**AIM**: Pick out the lines below with "type" and list them.

**INFORMATION SHOWN**:

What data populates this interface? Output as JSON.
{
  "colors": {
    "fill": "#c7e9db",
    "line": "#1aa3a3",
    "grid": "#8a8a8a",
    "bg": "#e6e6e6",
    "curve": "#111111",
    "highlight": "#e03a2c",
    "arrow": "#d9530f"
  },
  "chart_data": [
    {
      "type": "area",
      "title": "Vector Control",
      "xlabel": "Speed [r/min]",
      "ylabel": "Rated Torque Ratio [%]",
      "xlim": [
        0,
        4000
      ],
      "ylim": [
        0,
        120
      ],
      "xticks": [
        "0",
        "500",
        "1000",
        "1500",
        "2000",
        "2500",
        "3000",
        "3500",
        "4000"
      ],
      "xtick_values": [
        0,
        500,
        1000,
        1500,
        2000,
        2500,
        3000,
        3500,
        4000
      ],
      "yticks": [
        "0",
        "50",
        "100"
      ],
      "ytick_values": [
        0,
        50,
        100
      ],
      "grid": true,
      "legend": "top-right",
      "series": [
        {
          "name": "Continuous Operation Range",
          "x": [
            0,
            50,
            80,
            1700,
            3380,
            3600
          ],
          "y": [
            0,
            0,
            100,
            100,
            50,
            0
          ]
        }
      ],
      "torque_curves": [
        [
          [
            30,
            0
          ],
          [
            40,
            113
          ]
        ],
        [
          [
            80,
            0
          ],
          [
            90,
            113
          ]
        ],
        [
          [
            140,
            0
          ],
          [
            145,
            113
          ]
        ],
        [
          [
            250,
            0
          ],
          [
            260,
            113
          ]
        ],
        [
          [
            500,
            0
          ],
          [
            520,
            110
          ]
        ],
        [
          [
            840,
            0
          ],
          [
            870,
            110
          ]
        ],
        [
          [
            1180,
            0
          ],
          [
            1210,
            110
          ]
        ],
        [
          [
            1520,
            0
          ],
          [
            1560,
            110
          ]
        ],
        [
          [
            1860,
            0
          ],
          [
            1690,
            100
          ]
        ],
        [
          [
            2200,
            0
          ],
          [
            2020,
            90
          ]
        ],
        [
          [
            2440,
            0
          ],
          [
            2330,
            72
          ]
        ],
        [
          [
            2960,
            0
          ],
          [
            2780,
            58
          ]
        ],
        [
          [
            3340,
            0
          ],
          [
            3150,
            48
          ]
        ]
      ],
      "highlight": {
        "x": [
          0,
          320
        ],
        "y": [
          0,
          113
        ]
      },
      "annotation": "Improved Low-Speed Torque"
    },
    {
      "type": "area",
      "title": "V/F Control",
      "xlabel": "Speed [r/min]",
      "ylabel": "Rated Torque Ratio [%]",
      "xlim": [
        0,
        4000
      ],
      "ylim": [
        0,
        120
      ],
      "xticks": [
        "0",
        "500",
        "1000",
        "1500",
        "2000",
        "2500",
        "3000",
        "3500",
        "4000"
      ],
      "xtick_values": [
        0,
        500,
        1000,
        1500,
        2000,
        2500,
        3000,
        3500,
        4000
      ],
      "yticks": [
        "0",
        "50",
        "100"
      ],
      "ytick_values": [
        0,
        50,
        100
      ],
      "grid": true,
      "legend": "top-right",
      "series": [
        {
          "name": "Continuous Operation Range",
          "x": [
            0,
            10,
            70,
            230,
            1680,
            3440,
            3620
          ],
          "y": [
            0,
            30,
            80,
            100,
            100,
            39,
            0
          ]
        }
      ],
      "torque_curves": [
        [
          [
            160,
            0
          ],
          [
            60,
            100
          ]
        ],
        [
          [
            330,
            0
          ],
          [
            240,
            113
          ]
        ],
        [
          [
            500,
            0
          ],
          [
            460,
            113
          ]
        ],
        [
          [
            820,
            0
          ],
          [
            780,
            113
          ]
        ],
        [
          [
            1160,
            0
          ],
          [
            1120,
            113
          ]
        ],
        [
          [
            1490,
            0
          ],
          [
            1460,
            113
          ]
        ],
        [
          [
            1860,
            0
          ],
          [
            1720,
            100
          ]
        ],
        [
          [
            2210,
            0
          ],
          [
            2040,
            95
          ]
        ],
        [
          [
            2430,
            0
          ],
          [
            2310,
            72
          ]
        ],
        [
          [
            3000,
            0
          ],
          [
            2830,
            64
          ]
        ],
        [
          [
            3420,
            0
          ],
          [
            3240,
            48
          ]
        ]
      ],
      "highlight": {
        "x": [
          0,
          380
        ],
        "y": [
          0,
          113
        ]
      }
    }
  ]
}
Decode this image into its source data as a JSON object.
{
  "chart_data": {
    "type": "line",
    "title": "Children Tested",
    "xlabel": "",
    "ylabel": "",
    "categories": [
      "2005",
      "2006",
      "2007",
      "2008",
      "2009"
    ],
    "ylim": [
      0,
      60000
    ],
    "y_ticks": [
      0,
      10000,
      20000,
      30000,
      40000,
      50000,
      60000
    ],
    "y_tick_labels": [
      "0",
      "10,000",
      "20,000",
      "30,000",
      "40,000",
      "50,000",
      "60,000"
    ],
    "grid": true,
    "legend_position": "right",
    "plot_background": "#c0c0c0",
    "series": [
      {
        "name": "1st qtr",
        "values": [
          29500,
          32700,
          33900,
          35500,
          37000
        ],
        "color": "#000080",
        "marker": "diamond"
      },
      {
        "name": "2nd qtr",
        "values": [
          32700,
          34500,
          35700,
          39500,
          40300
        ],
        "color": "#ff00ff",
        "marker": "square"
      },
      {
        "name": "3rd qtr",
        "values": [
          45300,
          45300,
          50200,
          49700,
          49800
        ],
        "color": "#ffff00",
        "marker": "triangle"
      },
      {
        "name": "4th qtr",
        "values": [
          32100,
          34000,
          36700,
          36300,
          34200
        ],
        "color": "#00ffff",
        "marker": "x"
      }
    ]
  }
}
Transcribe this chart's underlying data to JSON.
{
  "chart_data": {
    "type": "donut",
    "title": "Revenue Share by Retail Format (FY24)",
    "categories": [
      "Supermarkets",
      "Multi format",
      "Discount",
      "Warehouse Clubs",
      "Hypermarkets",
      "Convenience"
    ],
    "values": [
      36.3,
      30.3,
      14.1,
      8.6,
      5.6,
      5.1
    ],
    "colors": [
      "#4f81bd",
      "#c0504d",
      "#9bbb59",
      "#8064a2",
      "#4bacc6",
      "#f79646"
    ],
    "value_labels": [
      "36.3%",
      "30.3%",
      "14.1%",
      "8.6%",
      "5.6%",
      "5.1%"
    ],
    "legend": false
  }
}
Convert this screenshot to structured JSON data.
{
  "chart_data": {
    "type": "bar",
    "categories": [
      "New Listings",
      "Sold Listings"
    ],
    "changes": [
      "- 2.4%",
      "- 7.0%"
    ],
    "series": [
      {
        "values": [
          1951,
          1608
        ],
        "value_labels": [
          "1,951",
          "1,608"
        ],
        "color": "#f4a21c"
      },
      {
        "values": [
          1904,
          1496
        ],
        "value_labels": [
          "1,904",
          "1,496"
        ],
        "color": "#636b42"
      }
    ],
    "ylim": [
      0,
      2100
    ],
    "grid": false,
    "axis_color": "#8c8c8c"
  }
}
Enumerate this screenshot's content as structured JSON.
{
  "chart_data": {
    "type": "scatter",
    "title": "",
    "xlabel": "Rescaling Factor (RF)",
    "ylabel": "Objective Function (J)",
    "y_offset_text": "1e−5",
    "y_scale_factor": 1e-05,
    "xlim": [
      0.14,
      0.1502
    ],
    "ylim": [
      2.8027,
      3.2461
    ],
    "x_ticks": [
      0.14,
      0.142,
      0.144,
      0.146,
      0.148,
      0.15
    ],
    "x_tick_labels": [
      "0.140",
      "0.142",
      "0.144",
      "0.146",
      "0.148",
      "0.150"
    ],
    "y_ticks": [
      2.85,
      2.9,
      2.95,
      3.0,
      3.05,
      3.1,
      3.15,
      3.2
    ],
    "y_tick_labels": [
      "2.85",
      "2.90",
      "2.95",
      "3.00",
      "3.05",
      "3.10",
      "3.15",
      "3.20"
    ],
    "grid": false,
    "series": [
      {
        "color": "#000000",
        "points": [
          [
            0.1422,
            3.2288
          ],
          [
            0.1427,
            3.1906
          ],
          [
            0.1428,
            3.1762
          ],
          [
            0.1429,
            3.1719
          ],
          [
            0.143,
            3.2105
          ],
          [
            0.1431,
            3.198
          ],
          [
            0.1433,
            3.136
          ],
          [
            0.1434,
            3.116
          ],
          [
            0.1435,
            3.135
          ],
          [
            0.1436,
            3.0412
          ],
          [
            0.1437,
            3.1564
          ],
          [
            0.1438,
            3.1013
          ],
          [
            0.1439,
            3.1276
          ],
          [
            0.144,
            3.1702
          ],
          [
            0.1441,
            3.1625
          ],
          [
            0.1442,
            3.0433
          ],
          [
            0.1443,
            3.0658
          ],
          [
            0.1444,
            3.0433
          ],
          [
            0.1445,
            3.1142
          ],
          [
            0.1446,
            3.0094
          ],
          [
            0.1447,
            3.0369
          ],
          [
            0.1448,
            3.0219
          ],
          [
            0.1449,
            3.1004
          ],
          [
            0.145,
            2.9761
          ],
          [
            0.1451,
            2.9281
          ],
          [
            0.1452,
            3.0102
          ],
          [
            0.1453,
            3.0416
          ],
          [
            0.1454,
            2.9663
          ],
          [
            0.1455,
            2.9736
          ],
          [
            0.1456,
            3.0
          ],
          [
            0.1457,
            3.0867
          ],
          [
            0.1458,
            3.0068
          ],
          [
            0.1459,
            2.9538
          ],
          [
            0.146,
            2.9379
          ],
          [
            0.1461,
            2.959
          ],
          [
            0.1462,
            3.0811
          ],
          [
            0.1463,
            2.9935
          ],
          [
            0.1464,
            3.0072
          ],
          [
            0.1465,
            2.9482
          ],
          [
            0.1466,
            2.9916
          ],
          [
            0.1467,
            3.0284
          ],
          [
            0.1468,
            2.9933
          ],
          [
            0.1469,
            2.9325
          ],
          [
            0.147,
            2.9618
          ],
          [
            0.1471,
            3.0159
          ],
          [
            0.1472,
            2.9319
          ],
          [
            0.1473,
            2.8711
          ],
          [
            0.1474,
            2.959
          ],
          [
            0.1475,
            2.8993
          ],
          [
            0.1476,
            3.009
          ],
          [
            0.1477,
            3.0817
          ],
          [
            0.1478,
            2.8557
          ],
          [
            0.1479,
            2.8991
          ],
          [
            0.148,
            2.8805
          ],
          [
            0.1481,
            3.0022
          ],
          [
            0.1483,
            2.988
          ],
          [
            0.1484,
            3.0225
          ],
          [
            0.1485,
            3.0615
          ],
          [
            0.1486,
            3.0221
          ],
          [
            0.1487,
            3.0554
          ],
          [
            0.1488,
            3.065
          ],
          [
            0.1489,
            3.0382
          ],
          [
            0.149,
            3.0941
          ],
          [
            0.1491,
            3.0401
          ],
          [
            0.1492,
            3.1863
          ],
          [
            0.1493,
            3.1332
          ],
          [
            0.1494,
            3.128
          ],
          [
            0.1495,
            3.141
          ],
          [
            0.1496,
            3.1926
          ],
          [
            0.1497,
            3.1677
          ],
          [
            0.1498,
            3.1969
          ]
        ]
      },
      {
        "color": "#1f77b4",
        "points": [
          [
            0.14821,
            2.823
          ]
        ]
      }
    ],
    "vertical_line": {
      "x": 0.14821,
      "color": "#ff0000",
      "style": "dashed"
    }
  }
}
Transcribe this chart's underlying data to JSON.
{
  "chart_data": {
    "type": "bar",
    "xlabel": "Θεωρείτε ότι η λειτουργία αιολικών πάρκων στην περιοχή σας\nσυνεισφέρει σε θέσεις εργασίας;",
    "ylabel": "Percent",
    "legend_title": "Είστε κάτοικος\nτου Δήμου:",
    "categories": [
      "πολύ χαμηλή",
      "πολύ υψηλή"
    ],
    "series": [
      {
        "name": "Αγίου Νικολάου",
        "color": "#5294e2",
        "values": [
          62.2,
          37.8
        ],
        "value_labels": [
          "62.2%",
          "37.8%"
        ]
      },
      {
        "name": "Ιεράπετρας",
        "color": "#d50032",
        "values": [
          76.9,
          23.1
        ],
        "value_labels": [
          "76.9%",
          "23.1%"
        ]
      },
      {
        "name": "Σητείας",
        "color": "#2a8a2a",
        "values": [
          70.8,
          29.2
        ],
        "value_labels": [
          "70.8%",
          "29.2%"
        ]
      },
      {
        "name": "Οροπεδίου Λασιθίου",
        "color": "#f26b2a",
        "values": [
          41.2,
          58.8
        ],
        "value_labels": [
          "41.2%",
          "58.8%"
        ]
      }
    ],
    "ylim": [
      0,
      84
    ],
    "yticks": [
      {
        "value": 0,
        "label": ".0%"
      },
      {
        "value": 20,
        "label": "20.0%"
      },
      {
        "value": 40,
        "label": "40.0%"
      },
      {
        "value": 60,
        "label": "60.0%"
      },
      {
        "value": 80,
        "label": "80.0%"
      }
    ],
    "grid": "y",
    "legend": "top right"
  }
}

**ANSWER TO THIS TASK**:
      "type": "area",
      "type": "area",
    "type": "line",
    "type": "donut",
    "type": "bar",
    "type": "scatter",
    "type": "bar",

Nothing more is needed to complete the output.